◆ Given instruction:
Below are some records. Say how many of their lines include the string "grid", giving only the number.

--- START ---

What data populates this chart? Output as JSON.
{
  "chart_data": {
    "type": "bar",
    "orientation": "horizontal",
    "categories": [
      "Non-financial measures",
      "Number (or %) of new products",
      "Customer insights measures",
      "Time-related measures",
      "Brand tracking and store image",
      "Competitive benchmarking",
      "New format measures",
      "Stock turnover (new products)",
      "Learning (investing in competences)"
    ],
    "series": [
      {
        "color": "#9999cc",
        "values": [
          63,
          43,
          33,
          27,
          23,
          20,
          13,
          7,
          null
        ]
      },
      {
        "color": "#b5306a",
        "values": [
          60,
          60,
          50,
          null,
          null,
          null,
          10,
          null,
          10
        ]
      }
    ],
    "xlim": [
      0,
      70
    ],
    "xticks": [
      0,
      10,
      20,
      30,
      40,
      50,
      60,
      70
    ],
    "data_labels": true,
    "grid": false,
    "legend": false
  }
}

--- END ---
--- START ---

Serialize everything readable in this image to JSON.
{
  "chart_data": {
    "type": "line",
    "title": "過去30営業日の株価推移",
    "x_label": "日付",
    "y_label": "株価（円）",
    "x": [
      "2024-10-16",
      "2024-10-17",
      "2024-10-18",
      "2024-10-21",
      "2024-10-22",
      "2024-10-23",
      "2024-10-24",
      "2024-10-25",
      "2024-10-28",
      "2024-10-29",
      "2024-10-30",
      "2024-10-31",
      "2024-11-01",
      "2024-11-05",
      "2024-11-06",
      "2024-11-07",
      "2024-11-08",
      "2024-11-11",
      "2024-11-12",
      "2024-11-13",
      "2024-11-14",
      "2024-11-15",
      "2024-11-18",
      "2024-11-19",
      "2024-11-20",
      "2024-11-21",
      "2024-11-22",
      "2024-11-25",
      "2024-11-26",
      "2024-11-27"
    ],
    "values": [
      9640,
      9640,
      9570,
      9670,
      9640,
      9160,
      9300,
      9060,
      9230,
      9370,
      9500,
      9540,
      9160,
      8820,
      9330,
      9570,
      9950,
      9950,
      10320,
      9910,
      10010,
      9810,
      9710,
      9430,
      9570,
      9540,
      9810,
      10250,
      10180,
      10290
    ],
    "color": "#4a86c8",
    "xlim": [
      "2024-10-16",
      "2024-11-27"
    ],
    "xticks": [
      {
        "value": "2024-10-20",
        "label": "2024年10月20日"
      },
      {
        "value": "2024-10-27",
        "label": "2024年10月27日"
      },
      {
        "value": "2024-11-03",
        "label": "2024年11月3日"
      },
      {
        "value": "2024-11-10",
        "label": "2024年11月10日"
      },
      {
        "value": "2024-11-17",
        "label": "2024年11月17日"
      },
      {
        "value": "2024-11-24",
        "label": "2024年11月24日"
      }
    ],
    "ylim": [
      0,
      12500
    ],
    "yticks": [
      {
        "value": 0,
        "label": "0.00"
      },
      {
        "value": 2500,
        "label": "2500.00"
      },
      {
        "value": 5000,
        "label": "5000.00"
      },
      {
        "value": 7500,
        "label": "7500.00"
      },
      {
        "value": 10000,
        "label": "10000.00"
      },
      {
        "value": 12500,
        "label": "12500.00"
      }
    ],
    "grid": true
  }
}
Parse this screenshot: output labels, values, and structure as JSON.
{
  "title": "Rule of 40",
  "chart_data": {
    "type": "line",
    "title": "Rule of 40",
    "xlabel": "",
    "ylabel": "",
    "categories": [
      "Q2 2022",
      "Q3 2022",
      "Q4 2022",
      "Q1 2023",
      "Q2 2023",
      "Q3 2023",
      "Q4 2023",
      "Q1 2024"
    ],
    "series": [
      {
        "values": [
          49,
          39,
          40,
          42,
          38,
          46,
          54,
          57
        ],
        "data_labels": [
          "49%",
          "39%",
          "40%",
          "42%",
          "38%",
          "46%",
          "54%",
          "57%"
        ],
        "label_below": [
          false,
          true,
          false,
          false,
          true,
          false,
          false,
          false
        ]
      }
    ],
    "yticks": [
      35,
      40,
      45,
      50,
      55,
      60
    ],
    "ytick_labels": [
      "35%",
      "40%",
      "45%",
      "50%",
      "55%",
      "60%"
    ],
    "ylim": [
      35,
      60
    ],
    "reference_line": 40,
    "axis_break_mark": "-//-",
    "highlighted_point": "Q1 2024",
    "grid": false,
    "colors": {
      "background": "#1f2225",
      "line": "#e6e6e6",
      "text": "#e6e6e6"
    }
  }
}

--- END ---
--- START ---

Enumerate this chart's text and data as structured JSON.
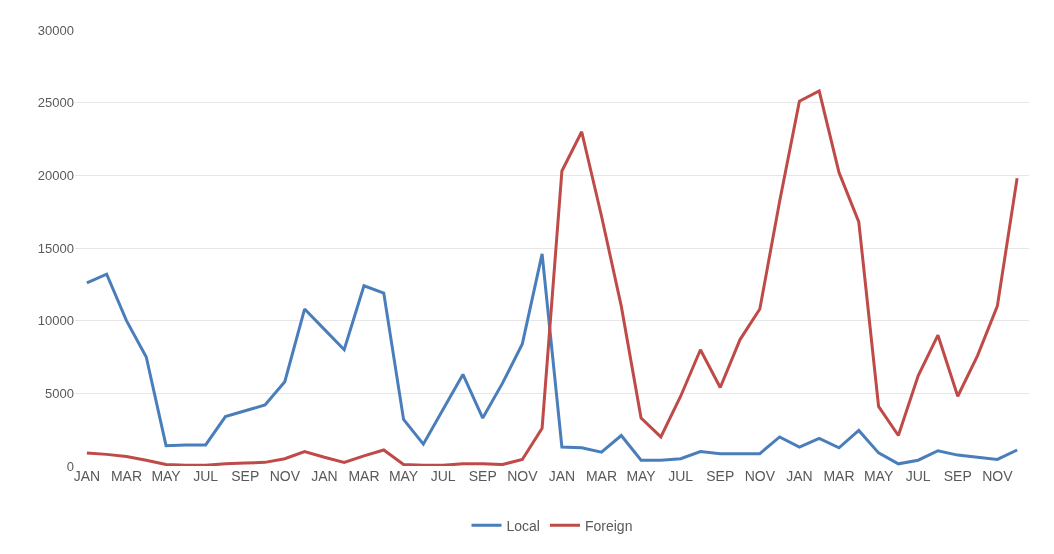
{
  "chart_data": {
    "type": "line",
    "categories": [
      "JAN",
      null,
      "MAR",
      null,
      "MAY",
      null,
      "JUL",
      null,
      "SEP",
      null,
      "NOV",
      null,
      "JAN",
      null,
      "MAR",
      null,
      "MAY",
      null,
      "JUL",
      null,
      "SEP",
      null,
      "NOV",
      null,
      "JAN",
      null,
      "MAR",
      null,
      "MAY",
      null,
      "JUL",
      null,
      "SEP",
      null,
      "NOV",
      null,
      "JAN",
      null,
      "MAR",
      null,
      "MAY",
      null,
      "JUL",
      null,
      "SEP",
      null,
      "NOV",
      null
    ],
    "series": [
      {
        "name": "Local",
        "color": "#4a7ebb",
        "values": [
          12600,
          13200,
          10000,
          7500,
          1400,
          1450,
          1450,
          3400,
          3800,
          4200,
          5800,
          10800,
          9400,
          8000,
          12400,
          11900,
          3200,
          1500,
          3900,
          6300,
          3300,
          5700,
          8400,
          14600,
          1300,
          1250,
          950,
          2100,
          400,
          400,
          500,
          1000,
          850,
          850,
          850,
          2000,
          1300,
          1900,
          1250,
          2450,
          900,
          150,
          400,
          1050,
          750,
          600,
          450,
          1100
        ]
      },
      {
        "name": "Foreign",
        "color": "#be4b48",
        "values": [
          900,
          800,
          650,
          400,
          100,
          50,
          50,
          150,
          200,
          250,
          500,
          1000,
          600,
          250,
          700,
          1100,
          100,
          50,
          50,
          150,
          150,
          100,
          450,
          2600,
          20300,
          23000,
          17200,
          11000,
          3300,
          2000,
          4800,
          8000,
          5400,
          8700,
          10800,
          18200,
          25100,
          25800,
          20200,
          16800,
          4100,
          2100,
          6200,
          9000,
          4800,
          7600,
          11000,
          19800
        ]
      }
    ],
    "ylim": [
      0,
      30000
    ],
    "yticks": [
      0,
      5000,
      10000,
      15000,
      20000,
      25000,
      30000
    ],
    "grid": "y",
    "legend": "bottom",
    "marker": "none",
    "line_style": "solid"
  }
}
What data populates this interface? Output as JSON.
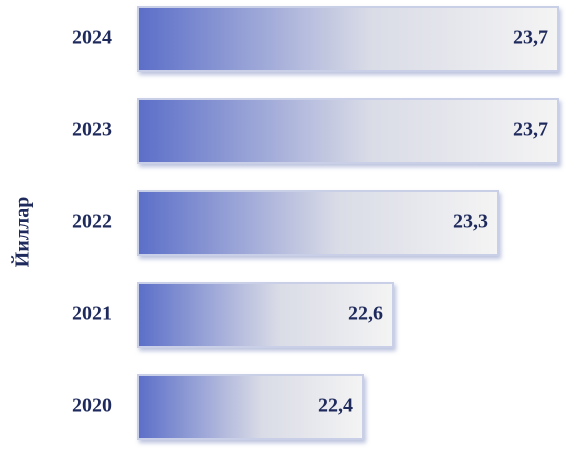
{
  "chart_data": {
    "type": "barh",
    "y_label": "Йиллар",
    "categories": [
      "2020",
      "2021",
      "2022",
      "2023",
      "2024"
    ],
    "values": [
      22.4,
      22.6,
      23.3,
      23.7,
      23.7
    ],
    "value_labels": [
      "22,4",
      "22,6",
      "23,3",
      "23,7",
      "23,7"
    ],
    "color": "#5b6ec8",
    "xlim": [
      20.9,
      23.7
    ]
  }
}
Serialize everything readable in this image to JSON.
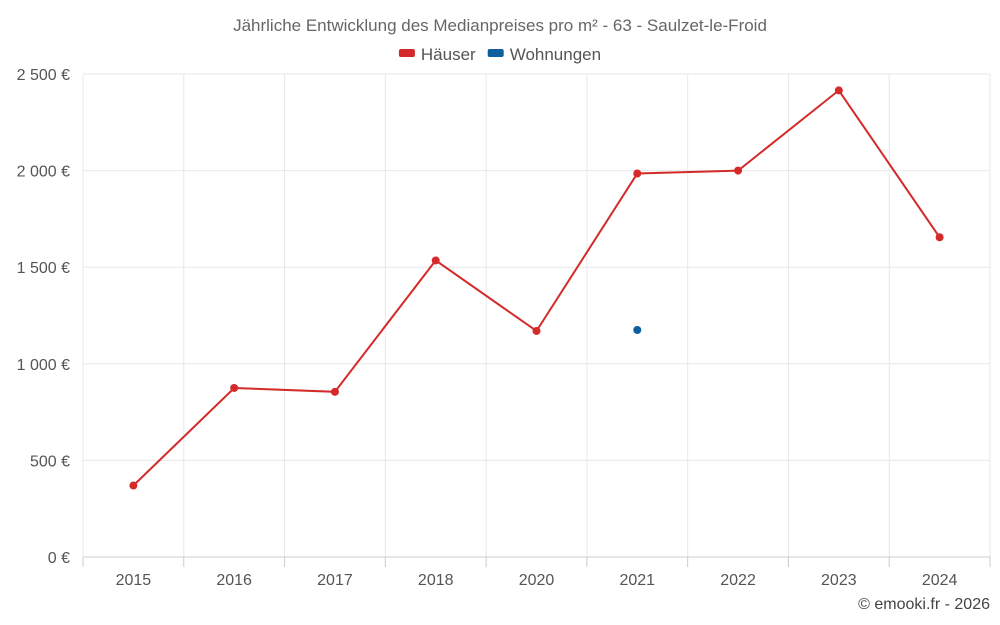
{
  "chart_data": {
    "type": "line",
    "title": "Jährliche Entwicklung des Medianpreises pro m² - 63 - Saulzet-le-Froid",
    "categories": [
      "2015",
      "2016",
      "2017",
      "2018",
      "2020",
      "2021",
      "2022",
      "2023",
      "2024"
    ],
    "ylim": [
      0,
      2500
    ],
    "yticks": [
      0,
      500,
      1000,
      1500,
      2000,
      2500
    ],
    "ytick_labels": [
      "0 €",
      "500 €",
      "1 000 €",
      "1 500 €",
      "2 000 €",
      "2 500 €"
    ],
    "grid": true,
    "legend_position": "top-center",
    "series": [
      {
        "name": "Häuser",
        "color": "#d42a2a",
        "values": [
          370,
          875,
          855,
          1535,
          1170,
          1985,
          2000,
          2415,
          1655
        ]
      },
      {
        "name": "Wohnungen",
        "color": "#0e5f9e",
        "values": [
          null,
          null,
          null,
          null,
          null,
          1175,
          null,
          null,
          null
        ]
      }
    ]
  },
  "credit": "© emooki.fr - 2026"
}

--- END ---

◆ Full output:
5